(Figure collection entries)
* Begin *

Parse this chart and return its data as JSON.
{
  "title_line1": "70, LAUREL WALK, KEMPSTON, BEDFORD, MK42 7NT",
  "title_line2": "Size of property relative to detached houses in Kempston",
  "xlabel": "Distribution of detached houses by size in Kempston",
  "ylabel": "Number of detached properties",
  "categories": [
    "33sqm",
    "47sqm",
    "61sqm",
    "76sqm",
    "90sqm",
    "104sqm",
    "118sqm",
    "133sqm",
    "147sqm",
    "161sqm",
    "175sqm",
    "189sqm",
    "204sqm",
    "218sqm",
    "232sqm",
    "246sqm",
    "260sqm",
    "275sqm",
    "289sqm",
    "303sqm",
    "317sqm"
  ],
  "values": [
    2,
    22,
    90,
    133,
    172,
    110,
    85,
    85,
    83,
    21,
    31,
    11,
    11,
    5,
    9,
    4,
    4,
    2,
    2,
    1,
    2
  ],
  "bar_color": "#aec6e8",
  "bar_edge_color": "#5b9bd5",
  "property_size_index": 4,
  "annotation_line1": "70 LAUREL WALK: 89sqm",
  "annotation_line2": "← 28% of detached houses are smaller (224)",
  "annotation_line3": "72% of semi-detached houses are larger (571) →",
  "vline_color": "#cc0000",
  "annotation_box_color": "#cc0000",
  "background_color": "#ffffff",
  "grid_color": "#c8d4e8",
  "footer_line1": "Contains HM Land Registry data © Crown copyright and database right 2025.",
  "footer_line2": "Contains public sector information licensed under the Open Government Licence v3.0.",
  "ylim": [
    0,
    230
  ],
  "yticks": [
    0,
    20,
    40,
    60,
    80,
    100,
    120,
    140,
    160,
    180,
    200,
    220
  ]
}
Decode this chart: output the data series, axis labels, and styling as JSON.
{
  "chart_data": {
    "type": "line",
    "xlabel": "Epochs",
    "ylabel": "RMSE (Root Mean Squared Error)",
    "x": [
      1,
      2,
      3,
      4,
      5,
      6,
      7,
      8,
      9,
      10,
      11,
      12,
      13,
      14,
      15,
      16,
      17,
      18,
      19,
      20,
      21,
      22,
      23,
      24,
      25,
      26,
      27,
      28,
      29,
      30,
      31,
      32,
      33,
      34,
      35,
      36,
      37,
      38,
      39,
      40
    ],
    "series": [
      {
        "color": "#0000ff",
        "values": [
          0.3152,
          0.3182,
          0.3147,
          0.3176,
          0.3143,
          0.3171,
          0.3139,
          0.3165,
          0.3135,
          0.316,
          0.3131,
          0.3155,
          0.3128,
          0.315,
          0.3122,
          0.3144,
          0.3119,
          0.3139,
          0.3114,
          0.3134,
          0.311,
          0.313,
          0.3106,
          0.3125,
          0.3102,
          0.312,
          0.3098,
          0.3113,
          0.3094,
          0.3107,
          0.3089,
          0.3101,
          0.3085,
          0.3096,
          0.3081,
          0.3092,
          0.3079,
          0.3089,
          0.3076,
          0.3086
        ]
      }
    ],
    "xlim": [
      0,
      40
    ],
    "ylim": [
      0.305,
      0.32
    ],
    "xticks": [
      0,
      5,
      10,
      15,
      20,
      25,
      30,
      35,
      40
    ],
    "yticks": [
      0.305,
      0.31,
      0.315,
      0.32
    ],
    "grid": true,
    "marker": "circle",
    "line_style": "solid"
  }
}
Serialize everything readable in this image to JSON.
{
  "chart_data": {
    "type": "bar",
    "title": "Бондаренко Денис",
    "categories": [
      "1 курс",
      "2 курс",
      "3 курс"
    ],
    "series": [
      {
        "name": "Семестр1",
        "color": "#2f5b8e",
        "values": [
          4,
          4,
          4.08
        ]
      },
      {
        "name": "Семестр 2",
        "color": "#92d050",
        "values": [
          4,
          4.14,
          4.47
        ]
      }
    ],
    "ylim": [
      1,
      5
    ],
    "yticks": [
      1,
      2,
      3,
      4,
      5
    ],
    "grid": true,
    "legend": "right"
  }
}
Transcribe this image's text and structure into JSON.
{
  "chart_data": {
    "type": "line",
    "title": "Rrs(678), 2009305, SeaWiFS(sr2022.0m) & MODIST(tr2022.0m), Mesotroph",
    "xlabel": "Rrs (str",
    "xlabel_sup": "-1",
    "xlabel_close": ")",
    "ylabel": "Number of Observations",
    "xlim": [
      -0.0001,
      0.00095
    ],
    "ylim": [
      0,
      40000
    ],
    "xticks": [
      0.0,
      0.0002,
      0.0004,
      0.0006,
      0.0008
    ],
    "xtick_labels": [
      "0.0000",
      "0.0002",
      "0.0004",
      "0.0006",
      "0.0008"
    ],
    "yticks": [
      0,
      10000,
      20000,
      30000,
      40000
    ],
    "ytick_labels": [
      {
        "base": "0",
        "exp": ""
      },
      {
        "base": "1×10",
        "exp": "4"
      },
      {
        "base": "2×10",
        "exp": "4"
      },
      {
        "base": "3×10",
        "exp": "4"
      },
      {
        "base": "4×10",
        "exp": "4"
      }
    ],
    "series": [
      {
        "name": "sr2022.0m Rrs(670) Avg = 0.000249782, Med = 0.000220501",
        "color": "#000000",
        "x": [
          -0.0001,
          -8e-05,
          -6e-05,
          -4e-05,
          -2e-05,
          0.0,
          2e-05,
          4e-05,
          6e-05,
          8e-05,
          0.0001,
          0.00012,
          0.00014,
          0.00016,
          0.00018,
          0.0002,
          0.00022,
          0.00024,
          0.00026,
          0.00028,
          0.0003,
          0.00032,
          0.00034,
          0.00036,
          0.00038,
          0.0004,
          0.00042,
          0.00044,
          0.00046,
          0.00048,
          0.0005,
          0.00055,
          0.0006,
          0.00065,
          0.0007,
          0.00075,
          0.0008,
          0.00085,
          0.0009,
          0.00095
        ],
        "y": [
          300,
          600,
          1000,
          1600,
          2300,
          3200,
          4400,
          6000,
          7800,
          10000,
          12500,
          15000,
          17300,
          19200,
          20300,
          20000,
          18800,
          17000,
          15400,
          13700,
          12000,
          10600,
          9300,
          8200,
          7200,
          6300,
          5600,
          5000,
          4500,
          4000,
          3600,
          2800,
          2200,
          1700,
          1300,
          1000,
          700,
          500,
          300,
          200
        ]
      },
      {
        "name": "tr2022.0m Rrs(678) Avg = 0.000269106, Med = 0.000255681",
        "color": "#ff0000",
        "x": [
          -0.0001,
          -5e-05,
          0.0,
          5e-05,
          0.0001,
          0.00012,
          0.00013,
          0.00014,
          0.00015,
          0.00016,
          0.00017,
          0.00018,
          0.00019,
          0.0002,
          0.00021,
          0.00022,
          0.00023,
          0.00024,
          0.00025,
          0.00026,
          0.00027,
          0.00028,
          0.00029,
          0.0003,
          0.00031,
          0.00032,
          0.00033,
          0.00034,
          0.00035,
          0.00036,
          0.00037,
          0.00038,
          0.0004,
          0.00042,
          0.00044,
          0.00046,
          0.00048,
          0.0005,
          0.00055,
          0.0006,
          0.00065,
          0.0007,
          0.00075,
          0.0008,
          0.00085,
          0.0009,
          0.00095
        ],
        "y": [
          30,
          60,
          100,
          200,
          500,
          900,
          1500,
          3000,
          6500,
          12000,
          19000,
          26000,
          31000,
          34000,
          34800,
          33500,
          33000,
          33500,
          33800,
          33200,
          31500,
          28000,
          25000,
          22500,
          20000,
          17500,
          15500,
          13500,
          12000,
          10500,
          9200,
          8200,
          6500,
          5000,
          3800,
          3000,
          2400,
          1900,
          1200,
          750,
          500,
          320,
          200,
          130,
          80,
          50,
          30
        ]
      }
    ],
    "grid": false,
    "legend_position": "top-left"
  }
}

* End *

[THE PROBLEM]
Select every line of the records holding the string "name".

[FULL OUTPUT]
        "name": "Семестр1",
        "name": "Семестр 2",
        "name": "sr2022.0m Rrs(670) Avg = 0.000249782, Med = 0.000220501",
        "name": "tr2022.0m Rrs(678) Avg = 0.000269106, Med = 0.000255681",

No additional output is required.